Look through the data below. Collect every line where the word "been" occurs.

(Input material):
• • • • •

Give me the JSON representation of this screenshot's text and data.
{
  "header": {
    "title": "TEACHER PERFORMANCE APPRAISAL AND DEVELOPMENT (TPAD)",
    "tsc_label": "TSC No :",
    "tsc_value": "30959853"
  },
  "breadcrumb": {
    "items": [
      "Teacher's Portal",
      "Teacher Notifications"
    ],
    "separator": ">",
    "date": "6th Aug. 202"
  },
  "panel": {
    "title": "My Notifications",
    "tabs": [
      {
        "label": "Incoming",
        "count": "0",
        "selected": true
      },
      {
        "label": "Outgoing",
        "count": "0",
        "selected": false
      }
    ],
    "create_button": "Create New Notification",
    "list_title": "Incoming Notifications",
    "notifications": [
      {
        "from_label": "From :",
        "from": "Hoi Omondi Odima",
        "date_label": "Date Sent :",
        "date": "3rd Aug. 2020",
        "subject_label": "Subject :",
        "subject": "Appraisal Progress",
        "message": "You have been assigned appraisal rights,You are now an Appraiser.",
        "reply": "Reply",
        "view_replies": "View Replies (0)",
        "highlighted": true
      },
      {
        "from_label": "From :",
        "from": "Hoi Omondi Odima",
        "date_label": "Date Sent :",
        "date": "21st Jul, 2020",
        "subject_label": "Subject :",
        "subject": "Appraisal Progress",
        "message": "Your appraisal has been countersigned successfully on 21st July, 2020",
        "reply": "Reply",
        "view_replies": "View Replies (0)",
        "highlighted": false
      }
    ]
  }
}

• • • • •

(Written reply):
        "message": "You have been assigned appraisal rights,You are now an Appraiser.",
        "message": "Your appraisal has been countersigned successfully on 21st July, 2020",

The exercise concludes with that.